-- START OF GIVEN RECORDS --

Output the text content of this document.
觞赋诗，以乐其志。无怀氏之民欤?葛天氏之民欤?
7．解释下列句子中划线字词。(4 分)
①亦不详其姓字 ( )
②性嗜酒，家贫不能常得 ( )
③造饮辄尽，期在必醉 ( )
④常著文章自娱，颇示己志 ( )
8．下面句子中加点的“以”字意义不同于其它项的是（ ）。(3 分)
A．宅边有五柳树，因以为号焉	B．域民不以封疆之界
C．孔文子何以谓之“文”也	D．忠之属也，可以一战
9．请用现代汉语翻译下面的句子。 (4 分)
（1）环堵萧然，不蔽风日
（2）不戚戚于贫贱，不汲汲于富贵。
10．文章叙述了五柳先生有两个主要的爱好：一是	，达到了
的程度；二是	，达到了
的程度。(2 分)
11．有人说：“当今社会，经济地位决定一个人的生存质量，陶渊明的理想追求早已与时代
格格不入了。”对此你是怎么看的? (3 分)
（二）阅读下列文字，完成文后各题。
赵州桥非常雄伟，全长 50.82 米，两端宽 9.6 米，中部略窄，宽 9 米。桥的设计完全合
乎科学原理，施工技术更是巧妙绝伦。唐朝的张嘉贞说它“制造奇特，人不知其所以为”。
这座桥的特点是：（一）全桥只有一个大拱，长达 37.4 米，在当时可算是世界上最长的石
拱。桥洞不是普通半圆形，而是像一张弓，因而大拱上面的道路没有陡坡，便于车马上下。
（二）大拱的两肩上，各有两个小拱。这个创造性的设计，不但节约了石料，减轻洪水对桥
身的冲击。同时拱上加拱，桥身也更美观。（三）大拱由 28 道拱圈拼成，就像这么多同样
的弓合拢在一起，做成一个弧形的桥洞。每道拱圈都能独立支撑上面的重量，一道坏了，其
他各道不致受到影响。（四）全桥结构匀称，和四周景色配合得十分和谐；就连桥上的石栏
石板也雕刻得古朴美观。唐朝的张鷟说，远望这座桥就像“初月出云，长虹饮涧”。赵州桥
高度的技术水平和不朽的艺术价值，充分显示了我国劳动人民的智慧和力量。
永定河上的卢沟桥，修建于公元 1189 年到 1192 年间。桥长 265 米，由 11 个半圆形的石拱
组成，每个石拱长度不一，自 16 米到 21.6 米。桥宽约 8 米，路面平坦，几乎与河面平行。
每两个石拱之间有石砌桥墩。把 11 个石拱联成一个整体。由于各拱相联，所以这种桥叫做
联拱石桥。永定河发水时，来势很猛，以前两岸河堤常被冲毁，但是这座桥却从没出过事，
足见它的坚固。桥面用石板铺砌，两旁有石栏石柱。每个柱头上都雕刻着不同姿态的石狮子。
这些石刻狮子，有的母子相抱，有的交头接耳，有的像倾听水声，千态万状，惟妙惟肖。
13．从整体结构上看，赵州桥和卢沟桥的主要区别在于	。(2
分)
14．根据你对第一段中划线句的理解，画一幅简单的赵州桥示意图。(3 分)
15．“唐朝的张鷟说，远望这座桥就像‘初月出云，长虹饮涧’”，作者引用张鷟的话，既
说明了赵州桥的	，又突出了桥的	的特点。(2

-- END OF GIVEN RECORDS --

### PROBLEM DESCRIPTION
Copy out the full listing exactly.

### IN RESPONSE
Output the text content of this document.
觞赋诗，以乐其志。无怀氏之民欤?葛天氏之民欤?
7．解释下列句子中划线字词。(4 分)
①亦不详其姓字 ( )
②性嗜酒，家贫不能常得 ( )
③造饮辄尽，期在必醉 ( )
④常著文章自娱，颇示己志 ( )
8．下面句子中加点的“以”字意义不同于其它项的是（ ）。(3 分)
A．宅边有五柳树，因以为号焉	B．域民不以封疆之界
C．孔文子何以谓之“文”也	D．忠之属也，可以一战
9．请用现代汉语翻译下面的句子。 (4 分)
（1）环堵萧然，不蔽风日
（2）不戚戚于贫贱，不汲汲于富贵。
10．文章叙述了五柳先生有两个主要的爱好：一是	，达到了
的程度；二是	，达到了
的程度。(2 分)
11．有人说：“当今社会，经济地位决定一个人的生存质量，陶渊明的理想追求早已与时代
格格不入了。”对此你是怎么看的? (3 分)
（二）阅读下列文字，完成文后各题。
赵州桥非常雄伟，全长 50.82 米，两端宽 9.6 米，中部略窄，宽 9 米。桥的设计完全合
乎科学原理，施工技术更是巧妙绝伦。唐朝的张嘉贞说它“制造奇特，人不知其所以为”。
这座桥的特点是：（一）全桥只有一个大拱，长达 37.4 米，在当时可算是世界上最长的石
拱。桥洞不是普通半圆形，而是像一张弓，因而大拱上面的道路没有陡坡，便于车马上下。
（二）大拱的两肩上，各有两个小拱。这个创造性的设计，不但节约了石料，减轻洪水对桥
身的冲击。同时拱上加拱，桥身也更美观。（三）大拱由 28 道拱圈拼成，就像这么多同样
的弓合拢在一起，做成一个弧形的桥洞。每道拱圈都能独立支撑上面的重量，一道坏了，其
他各道不致受到影响。（四）全桥结构匀称，和四周景色配合得十分和谐；就连桥上的石栏
石板也雕刻得古朴美观。唐朝的张鷟说，远望这座桥就像“初月出云，长虹饮涧”。赵州桥
高度的技术水平和不朽的艺术价值，充分显示了我国劳动人民的智慧和力量。
永定河上的卢沟桥，修建于公元 1189 年到 1192 年间。桥长 265 米，由 11 个半圆形的石拱
组成，每个石拱长度不一，自 16 米到 21.6 米。桥宽约 8 米，路面平坦，几乎与河面平行。
每两个石拱之间有石砌桥墩。把 11 个石拱联成一个整体。由于各拱相联，所以这种桥叫做
联拱石桥。永定河发水时，来势很猛，以前两岸河堤常被冲毁，但是这座桥却从没出过事，
足见它的坚固。桥面用石板铺砌，两旁有石栏石柱。每个柱头上都雕刻着不同姿态的石狮子。
这些石刻狮子，有的母子相抱，有的交头接耳，有的像倾听水声，千态万状，惟妙惟肖。
13．从整体结构上看，赵州桥和卢沟桥的主要区别在于	。(2
分)
14．根据你对第一段中划线句的理解，画一幅简单的赵州桥示意图。(3 分)
15．“唐朝的张鷟说，远望这座桥就像‘初月出云，长虹饮涧’”，作者引用张鷟的话，既
说明了赵州桥的	，又突出了桥的	的特点。(2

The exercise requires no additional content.